## WHAT IS EXPECTED
Write down every entry below once more, exactly.
------ EXERCISE MATERIALS ------
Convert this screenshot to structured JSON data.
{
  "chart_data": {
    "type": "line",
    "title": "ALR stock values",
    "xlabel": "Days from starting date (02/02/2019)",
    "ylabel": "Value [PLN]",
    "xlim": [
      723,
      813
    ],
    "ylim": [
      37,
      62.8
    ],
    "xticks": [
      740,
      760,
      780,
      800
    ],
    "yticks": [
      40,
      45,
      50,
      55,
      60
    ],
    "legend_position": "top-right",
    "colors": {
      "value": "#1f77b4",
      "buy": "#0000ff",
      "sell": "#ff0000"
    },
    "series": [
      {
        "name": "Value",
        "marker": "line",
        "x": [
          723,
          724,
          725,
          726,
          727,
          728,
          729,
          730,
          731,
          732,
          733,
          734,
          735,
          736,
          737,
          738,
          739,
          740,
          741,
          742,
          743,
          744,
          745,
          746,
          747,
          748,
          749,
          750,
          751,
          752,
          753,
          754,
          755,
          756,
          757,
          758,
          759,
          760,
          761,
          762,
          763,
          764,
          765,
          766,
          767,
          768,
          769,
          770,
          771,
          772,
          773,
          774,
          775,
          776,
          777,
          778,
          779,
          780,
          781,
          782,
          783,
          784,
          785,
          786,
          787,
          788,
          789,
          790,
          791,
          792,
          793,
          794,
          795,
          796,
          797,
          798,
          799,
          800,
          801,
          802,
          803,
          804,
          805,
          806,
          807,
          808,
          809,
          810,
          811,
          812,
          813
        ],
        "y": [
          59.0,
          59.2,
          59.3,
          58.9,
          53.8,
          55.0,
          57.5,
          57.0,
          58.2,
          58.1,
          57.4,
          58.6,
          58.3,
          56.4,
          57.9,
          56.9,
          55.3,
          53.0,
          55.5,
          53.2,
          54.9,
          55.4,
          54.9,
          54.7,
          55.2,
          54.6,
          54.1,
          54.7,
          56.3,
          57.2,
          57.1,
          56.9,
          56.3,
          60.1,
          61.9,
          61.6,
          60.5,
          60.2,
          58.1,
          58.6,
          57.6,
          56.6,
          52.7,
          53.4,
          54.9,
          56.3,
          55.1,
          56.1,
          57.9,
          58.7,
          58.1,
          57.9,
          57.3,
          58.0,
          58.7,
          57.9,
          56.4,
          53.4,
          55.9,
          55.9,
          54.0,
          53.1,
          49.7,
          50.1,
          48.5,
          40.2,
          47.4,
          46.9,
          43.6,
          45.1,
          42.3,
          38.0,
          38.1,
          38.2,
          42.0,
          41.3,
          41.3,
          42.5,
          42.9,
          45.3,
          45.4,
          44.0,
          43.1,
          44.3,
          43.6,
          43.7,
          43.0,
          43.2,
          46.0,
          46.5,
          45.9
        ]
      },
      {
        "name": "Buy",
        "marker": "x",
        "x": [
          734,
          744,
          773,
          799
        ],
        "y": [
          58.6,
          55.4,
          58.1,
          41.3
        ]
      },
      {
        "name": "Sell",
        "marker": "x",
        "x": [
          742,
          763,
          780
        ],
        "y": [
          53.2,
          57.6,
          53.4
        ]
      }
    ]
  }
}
------
## TASK OUTPUT
Convert this screenshot to structured JSON data.
{
  "chart_data": {
    "type": "line",
    "title": "ALR stock values",
    "xlabel": "Days from starting date (02/02/2019)",
    "ylabel": "Value [PLN]",
    "xlim": [
      723,
      813
    ],
    "ylim": [
      37,
      62.8
    ],
    "xticks": [
      740,
      760,
      780,
      800
    ],
    "yticks": [
      40,
      45,
      50,
      55,
      60
    ],
    "legend_position": "top-right",
    "colors": {
      "value": "#1f77b4",
      "buy": "#0000ff",
      "sell": "#ff0000"
    },
    "series": [
      {
        "name": "Value",
        "marker": "line",
        "x": [
          723,
          724,
          725,
          726,
          727,
          728,
          729,
          730,
          731,
          732,
          733,
          734,
          735,
          736,
          737,
          738,
          739,
          740,
          741,
          742,
          743,
          744,
          745,
          746,
          747,
          748,
          749,
          750,
          751,
          752,
          753,
          754,
          755,
          756,
          757,
          758,
          759,
          760,
          761,
          762,
          763,
          764,
          765,
          766,
          767,
          768,
          769,
          770,
          771,
          772,
          773,
          774,
          775,
          776,
          777,
          778,
          779,
          780,
          781,
          782,
          783,
          784,
          785,
          786,
          787,
          788,
          789,
          790,
          791,
          792,
          793,
          794,
          795,
          796,
          797,
          798,
          799,
          800,
          801,
          802,
          803,
          804,
          805,
          806,
          807,
          808,
          809,
          810,
          811,
          812,
          813
        ],
        "y": [
          59.0,
          59.2,
          59.3,
          58.9,
          53.8,
          55.0,
          57.5,
          57.0,
          58.2,
          58.1,
          57.4,
          58.6,
          58.3,
          56.4,
          57.9,
          56.9,
          55.3,
          53.0,
          55.5,
          53.2,
          54.9,
          55.4,
          54.9,
          54.7,
          55.2,
          54.6,
          54.1,
          54.7,
          56.3,
          57.2,
          57.1,
          56.9,
          56.3,
          60.1,
          61.9,
          61.6,
          60.5,
          60.2,
          58.1,
          58.6,
          57.6,
          56.6,
          52.7,
          53.4,
          54.9,
          56.3,
          55.1,
          56.1,
          57.9,
          58.7,
          58.1,
          57.9,
          57.3,
          58.0,
          58.7,
          57.9,
          56.4,
          53.4,
          55.9,
          55.9,
          54.0,
          53.1,
          49.7,
          50.1,
          48.5,
          40.2,
          47.4,
          46.9,
          43.6,
          45.1,
          42.3,
          38.0,
          38.1,
          38.2,
          42.0,
          41.3,
          41.3,
          42.5,
          42.9,
          45.3,
          45.4,
          44.0,
          43.1,
          44.3,
          43.6,
          43.7,
          43.0,
          43.2,
          46.0,
          46.5,
          45.9
        ]
      },
      {
        "name": "Buy",
        "marker": "x",
        "x": [
          734,
          744,
          773,
          799
        ],
        "y": [
          58.6,
          55.4,
          58.1,
          41.3
        ]
      },
      {
        "name": "Sell",
        "marker": "x",
        "x": [
          742,
          763,
          780
        ],
        "y": [
          53.2,
          57.6,
          53.4
        ]
      }
    ]
  }
}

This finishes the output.